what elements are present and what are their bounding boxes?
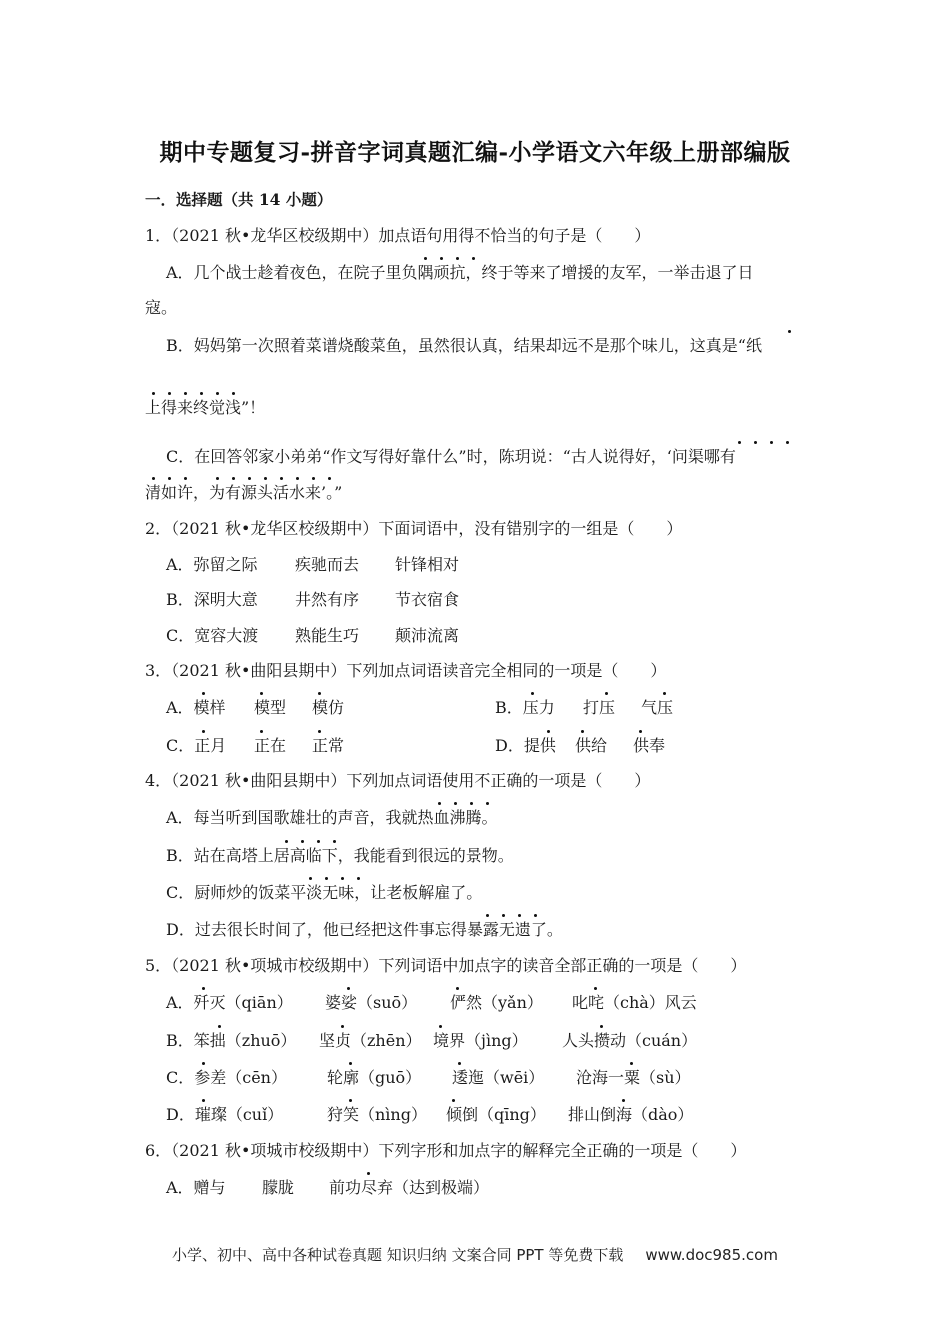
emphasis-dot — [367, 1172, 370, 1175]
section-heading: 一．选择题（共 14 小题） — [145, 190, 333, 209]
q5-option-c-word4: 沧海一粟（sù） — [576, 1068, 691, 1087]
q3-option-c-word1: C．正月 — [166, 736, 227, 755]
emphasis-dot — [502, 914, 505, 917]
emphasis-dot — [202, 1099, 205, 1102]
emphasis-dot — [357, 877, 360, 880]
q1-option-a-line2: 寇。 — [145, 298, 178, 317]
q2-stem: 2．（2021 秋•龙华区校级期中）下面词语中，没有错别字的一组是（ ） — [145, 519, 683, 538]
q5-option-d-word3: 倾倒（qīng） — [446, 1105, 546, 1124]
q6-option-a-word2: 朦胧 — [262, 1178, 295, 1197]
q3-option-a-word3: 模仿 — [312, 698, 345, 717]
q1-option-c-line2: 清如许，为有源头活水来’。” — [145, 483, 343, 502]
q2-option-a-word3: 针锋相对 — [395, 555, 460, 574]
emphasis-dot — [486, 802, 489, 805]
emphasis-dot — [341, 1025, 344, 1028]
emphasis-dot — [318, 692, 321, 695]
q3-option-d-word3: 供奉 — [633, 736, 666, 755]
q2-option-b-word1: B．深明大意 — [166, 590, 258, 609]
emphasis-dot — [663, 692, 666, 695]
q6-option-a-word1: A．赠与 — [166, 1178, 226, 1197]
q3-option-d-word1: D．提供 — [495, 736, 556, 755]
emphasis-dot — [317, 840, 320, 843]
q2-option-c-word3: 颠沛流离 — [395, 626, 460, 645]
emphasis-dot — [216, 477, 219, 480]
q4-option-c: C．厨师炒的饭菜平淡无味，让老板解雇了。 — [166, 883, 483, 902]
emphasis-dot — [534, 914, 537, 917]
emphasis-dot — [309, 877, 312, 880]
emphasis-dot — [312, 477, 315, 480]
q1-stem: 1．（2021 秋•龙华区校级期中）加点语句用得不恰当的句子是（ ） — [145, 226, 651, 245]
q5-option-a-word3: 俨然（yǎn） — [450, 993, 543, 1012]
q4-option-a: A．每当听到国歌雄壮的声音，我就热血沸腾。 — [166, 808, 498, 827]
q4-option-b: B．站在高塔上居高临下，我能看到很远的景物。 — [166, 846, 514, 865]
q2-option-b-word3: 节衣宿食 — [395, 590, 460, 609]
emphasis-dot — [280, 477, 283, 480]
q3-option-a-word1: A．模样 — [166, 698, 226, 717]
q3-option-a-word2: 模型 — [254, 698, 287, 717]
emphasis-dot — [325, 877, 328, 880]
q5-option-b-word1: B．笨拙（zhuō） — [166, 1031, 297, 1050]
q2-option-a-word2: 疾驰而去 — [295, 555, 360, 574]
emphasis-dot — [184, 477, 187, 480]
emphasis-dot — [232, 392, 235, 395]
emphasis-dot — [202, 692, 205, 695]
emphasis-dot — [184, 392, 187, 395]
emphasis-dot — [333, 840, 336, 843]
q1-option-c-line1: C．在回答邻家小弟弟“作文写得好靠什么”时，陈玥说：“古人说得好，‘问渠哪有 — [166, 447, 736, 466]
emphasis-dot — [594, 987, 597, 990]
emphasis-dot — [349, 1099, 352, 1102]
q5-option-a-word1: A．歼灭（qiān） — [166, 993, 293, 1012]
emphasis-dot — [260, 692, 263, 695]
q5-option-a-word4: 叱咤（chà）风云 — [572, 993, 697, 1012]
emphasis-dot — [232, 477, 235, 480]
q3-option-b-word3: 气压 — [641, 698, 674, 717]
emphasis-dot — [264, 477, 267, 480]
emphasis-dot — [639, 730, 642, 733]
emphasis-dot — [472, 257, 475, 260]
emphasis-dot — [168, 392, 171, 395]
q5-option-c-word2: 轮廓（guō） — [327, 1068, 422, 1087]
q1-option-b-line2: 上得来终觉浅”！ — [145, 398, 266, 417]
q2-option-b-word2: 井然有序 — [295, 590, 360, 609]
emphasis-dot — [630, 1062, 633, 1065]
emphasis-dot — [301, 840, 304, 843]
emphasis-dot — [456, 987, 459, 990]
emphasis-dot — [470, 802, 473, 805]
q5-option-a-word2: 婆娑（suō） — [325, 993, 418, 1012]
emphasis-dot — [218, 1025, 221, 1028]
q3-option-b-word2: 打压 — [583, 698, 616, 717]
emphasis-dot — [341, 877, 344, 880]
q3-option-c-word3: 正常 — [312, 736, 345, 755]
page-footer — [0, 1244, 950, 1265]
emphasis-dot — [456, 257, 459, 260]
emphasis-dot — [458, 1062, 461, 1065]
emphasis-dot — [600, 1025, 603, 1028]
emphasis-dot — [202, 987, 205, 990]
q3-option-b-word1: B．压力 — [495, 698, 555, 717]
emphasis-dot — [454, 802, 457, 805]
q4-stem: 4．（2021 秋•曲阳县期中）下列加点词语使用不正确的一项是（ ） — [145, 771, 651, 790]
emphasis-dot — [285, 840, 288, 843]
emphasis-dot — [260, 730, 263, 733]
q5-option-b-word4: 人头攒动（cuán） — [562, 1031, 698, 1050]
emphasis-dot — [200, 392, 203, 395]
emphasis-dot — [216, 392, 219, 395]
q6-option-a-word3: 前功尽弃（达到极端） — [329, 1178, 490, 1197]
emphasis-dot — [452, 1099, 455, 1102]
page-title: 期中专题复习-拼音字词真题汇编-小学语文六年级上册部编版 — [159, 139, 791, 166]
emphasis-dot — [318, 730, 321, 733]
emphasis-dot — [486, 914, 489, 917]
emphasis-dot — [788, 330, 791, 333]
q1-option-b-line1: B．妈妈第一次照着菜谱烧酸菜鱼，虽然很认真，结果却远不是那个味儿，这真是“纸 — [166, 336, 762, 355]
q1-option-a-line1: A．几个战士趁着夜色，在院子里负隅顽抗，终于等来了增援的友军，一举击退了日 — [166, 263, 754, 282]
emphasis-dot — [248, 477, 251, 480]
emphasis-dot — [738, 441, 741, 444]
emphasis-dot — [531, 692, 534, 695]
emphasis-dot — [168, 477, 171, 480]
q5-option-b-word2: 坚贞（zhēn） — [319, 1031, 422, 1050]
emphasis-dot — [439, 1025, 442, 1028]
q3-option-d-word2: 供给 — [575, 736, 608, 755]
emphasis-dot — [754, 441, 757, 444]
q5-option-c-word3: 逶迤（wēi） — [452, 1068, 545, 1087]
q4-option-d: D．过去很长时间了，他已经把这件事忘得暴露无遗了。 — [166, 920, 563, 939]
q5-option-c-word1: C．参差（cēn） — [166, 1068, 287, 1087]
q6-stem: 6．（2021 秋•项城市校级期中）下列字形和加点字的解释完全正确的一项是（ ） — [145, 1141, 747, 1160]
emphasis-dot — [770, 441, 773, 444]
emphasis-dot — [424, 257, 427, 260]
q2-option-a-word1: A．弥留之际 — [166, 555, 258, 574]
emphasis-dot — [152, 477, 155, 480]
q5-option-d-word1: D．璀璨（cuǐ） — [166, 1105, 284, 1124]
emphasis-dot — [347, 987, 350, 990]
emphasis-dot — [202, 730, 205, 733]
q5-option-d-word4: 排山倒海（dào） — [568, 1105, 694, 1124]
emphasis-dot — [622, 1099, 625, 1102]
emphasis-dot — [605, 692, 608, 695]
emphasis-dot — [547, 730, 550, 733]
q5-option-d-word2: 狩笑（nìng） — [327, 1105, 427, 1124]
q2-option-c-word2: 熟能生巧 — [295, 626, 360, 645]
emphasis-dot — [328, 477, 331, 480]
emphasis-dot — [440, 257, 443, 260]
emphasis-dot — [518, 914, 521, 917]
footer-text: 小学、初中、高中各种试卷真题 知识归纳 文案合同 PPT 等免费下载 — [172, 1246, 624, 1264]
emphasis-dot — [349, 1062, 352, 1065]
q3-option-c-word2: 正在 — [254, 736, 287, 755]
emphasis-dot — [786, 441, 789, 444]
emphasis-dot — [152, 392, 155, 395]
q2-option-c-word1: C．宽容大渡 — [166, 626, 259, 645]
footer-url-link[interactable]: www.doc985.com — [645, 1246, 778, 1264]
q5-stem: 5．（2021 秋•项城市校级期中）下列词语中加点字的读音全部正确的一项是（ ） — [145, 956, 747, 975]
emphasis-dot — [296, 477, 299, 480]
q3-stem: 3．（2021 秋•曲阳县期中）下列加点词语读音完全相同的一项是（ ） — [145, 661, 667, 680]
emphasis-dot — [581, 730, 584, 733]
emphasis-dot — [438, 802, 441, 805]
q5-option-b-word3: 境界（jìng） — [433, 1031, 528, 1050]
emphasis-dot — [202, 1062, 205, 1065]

· · · · · · ·

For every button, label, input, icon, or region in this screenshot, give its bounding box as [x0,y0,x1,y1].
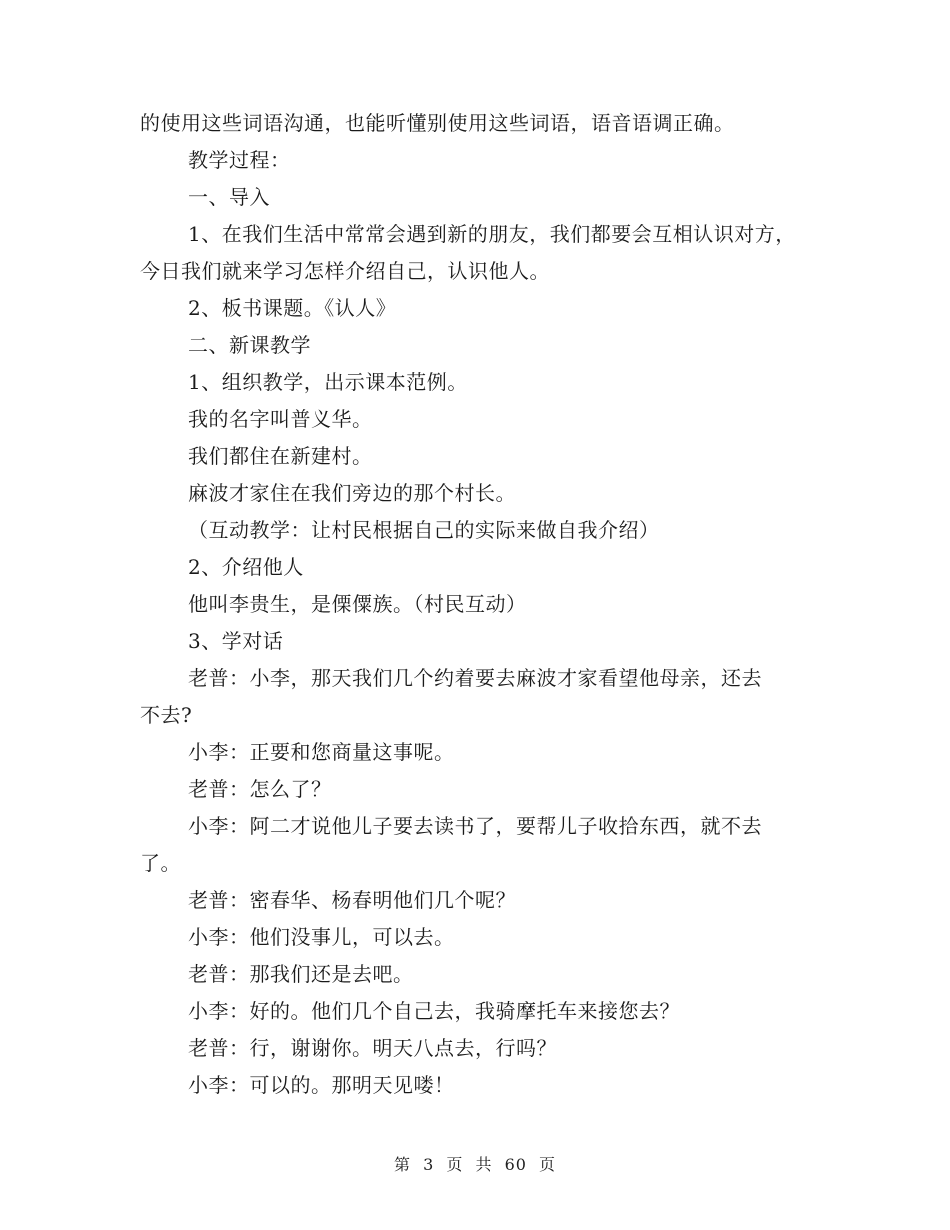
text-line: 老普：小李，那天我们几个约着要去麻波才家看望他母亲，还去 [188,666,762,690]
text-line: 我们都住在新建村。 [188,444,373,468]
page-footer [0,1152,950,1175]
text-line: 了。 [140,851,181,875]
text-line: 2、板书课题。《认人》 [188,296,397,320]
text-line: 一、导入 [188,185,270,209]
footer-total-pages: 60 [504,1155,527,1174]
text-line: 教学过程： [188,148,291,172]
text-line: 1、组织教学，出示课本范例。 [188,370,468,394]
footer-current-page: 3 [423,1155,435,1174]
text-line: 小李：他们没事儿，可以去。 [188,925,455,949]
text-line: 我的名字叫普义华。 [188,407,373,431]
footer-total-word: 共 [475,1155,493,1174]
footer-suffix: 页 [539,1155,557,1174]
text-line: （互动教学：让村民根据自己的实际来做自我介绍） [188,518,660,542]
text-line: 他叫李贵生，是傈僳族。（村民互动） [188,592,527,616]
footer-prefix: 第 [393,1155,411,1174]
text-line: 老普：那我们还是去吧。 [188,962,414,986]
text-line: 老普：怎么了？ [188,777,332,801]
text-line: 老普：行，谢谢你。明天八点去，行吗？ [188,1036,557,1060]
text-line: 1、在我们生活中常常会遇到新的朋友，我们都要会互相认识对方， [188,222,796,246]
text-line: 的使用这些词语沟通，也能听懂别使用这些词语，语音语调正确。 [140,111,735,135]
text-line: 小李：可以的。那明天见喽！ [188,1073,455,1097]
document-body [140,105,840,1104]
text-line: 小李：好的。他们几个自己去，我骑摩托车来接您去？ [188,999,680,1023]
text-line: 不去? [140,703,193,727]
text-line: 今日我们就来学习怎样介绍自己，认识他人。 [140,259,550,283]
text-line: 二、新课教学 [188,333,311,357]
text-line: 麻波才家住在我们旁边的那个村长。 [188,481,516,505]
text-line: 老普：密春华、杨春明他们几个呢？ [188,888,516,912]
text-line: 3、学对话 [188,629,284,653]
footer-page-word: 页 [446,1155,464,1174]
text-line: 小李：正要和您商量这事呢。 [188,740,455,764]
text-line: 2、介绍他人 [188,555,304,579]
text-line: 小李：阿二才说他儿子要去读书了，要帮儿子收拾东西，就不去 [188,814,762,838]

· · · · · · ·

Problem details: Set down every line of the material from the one containing "text-line: 老普：小李，那天我们几个约着要去麻波才家看望他母亲，还去 [188,666,762,690]" down to the one containing "footer-total-word: 共 [475,1155,493,1174]", both included, with each copied character for character.

Exercise result:
text-line: 老普：小李，那天我们几个约着要去麻波才家看望他母亲，还去 [188,666,762,690]
text-line: 我们都住在新建村。 [188,444,373,468]
page-footer [0,1152,950,1175]
text-line: 了。 [140,851,181,875]
text-line: 2、板书课题。《认人》 [188,296,397,320]
text-line: 一、导入 [188,185,270,209]
footer-total-pages: 60 [504,1155,527,1174]
text-line: 教学过程： [188,148,291,172]
text-line: 1、组织教学，出示课本范例。 [188,370,468,394]
footer-current-page: 3 [423,1155,435,1174]
text-line: 小李：他们没事儿，可以去。 [188,925,455,949]
text-line: 我的名字叫普义华。 [188,407,373,431]
footer-total-word: 共 [475,1155,493,1174]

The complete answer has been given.